* The input *
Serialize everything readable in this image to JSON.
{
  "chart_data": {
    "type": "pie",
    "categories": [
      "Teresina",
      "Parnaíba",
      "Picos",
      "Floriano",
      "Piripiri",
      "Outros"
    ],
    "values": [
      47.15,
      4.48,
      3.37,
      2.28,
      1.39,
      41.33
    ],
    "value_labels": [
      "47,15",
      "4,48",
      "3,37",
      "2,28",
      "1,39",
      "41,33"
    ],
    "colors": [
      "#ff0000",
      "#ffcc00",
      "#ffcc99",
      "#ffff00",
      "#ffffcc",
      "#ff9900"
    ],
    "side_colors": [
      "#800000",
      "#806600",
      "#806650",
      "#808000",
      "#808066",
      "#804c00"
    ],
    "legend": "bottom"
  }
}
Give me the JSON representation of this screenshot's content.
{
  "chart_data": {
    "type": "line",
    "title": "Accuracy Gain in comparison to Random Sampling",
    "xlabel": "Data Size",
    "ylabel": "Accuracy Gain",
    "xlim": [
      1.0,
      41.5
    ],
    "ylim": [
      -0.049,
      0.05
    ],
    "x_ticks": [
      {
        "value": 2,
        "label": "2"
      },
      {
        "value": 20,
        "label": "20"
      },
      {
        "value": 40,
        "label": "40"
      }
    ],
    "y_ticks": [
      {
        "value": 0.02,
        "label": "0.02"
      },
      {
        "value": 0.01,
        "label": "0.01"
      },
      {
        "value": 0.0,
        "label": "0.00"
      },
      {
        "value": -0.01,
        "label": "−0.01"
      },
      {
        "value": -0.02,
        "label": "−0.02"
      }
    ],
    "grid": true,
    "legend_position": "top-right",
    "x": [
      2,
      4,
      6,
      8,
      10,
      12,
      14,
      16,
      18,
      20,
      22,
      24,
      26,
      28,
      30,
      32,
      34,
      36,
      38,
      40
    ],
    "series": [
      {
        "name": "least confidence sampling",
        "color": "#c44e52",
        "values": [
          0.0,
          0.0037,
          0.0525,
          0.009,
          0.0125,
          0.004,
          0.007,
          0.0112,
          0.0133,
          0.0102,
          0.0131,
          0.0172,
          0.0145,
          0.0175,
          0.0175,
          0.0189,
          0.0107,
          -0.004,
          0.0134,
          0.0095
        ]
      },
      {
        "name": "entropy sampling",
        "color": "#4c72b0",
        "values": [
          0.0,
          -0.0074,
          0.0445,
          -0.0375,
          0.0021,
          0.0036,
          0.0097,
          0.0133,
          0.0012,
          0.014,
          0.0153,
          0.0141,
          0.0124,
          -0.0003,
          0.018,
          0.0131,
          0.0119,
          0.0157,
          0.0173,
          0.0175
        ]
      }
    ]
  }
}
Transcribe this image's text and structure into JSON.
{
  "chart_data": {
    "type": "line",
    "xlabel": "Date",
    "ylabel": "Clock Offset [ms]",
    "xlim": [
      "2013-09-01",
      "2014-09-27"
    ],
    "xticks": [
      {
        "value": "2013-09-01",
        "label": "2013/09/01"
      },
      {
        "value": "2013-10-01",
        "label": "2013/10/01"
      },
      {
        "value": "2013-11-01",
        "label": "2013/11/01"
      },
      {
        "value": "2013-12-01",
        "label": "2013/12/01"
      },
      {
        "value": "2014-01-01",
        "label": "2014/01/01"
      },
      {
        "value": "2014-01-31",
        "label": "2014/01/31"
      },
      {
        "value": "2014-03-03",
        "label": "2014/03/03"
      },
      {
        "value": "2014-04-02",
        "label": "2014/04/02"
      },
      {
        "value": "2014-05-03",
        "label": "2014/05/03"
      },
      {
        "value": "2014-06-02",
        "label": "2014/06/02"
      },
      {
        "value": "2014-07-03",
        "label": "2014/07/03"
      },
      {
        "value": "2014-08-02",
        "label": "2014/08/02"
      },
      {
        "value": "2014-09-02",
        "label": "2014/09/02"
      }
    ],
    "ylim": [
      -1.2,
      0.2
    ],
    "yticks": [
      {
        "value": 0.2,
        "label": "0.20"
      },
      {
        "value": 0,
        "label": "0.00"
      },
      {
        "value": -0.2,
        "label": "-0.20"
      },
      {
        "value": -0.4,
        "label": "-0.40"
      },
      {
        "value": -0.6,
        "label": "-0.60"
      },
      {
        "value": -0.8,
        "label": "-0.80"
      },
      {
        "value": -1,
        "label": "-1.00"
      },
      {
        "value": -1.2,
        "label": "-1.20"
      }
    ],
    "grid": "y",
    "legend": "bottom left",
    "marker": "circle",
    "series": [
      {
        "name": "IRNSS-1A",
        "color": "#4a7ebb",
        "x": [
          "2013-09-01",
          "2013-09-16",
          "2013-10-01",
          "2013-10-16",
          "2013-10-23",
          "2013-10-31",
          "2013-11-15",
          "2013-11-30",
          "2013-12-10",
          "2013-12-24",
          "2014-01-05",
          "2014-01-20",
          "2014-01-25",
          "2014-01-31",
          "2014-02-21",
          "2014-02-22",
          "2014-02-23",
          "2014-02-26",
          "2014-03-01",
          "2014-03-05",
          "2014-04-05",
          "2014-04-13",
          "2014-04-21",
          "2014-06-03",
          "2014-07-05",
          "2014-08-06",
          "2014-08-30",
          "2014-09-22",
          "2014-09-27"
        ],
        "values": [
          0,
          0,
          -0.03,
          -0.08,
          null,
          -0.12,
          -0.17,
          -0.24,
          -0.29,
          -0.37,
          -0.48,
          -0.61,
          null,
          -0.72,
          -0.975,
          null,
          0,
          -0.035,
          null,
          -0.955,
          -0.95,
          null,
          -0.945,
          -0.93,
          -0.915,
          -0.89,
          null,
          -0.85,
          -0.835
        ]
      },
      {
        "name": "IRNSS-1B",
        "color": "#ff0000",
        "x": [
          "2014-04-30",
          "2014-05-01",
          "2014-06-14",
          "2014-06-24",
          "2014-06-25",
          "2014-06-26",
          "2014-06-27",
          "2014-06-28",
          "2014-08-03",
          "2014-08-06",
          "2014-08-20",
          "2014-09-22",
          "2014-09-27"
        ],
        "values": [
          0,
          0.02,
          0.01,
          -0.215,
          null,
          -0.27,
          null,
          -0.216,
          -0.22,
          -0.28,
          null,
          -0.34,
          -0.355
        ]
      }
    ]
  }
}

* Stated task *
Set down the entries above again, word for word.

* Finished exercise *
Serialize everything readable in this image to JSON.
{
  "chart_data": {
    "type": "pie",
    "categories": [
      "Teresina",
      "Parnaíba",
      "Picos",
      "Floriano",
      "Piripiri",
      "Outros"
    ],
    "values": [
      47.15,
      4.48,
      3.37,
      2.28,
      1.39,
      41.33
    ],
    "value_labels": [
      "47,15",
      "4,48",
      "3,37",
      "2,28",
      "1,39",
      "41,33"
    ],
    "colors": [
      "#ff0000",
      "#ffcc00",
      "#ffcc99",
      "#ffff00",
      "#ffffcc",
      "#ff9900"
    ],
    "side_colors": [
      "#800000",
      "#806600",
      "#806650",
      "#808000",
      "#808066",
      "#804c00"
    ],
    "legend": "bottom"
  }
}
Give me the JSON representation of this screenshot's content.
{
  "chart_data": {
    "type": "line",
    "title": "Accuracy Gain in comparison to Random Sampling",
    "xlabel": "Data Size",
    "ylabel": "Accuracy Gain",
    "xlim": [
      1.0,
      41.5
    ],
    "ylim": [
      -0.049,
      0.05
    ],
    "x_ticks": [
      {
        "value": 2,
        "label": "2"
      },
      {
        "value": 20,
        "label": "20"
      },
      {
        "value": 40,
        "label": "40"
      }
    ],
    "y_ticks": [
      {
        "value": 0.02,
        "label": "0.02"
      },
      {
        "value": 0.01,
        "label": "0.01"
      },
      {
        "value": 0.0,
        "label": "0.00"
      },
      {
        "value": -0.01,
        "label": "−0.01"
      },
      {
        "value": -0.02,
        "label": "−0.02"
      }
    ],
    "grid": true,
    "legend_position": "top-right",
    "x": [
      2,
      4,
      6,
      8,
      10,
      12,
      14,
      16,
      18,
      20,
      22,
      24,
      26,
      28,
      30,
      32,
      34,
      36,
      38,
      40
    ],
    "series": [
      {
        "name": "least confidence sampling",
        "color": "#c44e52",
        "values": [
          0.0,
          0.0037,
          0.0525,
          0.009,
          0.0125,
          0.004,
          0.007,
          0.0112,
          0.0133,
          0.0102,
          0.0131,
          0.0172,
          0.0145,
          0.0175,
          0.0175,
          0.0189,
          0.0107,
          -0.004,
          0.0134,
          0.0095
        ]
      },
      {
        "name": "entropy sampling",
        "color": "#4c72b0",
        "values": [
          0.0,
          -0.0074,
          0.0445,
          -0.0375,
          0.0021,
          0.0036,
          0.0097,
          0.0133,
          0.0012,
          0.014,
          0.0153,
          0.0141,
          0.0124,
          -0.0003,
          0.018,
          0.0131,
          0.0119,
          0.0157,
          0.0173,
          0.0175
        ]
      }
    ]
  }
}
Transcribe this image's text and structure into JSON.
{
  "chart_data": {
    "type": "line",
    "xlabel": "Date",
    "ylabel": "Clock Offset [ms]",
    "xlim": [
      "2013-09-01",
      "2014-09-27"
    ],
    "xticks": [
      {
        "value": "2013-09-01",
        "label": "2013/09/01"
      },
      {
        "value": "2013-10-01",
        "label": "2013/10/01"
      },
      {
        "value": "2013-11-01",
        "label": "2013/11/01"
      },
      {
        "value": "2013-12-01",
        "label": "2013/12/01"
      },
      {
        "value": "2014-01-01",
        "label": "2014/01/01"
      },
      {
        "value": "2014-01-31",
        "label": "2014/01/31"
      },
      {
        "value": "2014-03-03",
        "label": "2014/03/03"
      },
      {
        "value": "2014-04-02",
        "label": "2014/04/02"
      },
      {
        "value": "2014-05-03",
        "label": "2014/05/03"
      },
      {
        "value": "2014-06-02",
        "label": "2014/06/02"
      },
      {
        "value": "2014-07-03",
        "label": "2014/07/03"
      },
      {
        "value": "2014-08-02",
        "label": "2014/08/02"
      },
      {
        "value": "2014-09-02",
        "label": "2014/09/02"
      }
    ],
    "ylim": [
      -1.2,
      0.2
    ],
    "yticks": [
      {
        "value": 0.2,
        "label": "0.20"
      },
      {
        "value": 0,
        "label": "0.00"
      },
      {
        "value": -0.2,
        "label": "-0.20"
      },
      {
        "value": -0.4,
        "label": "-0.40"
      },
      {
        "value": -0.6,
        "label": "-0.60"
      },
      {
        "value": -0.8,
        "label": "-0.80"
      },
      {
        "value": -1,
        "label": "-1.00"
      },
      {
        "value": -1.2,
        "label": "-1.20"
      }
    ],
    "grid": "y",
    "legend": "bottom left",
    "marker": "circle",
    "series": [
      {
        "name": "IRNSS-1A",
        "color": "#4a7ebb",
        "x": [
          "2013-09-01",
          "2013-09-16",
          "2013-10-01",
          "2013-10-16",
          "2013-10-23",
          "2013-10-31",
          "2013-11-15",
          "2013-11-30",
          "2013-12-10",
          "2013-12-24",
          "2014-01-05",
          "2014-01-20",
          "2014-01-25",
          "2014-01-31",
          "2014-02-21",
          "2014-02-22",
          "2014-02-23",
          "2014-02-26",
          "2014-03-01",
          "2014-03-05",
          "2014-04-05",
          "2014-04-13",
          "2014-04-21",
          "2014-06-03",
          "2014-07-05",
          "2014-08-06",
          "2014-08-30",
          "2014-09-22",
          "2014-09-27"
        ],
        "values": [
          0,
          0,
          -0.03,
          -0.08,
          null,
          -0.12,
          -0.17,
          -0.24,
          -0.29,
          -0.37,
          -0.48,
          -0.61,
          null,
          -0.72,
          -0.975,
          null,
          0,
          -0.035,
          null,
          -0.955,
          -0.95,
          null,
          -0.945,
          -0.93,
          -0.915,
          -0.89,
          null,
          -0.85,
          -0.835
        ]
      },
      {
        "name": "IRNSS-1B",
        "color": "#ff0000",
        "x": [
          "2014-04-30",
          "2014-05-01",
          "2014-06-14",
          "2014-06-24",
          "2014-06-25",
          "2014-06-26",
          "2014-06-27",
          "2014-06-28",
          "2014-08-03",
          "2014-08-06",
          "2014-08-20",
          "2014-09-22",
          "2014-09-27"
        ],
        "values": [
          0,
          0.02,
          0.01,
          -0.215,
          null,
          -0.27,
          null,
          -0.216,
          -0.22,
          -0.28,
          null,
          -0.34,
          -0.355
        ]
      }
    ]
  }
}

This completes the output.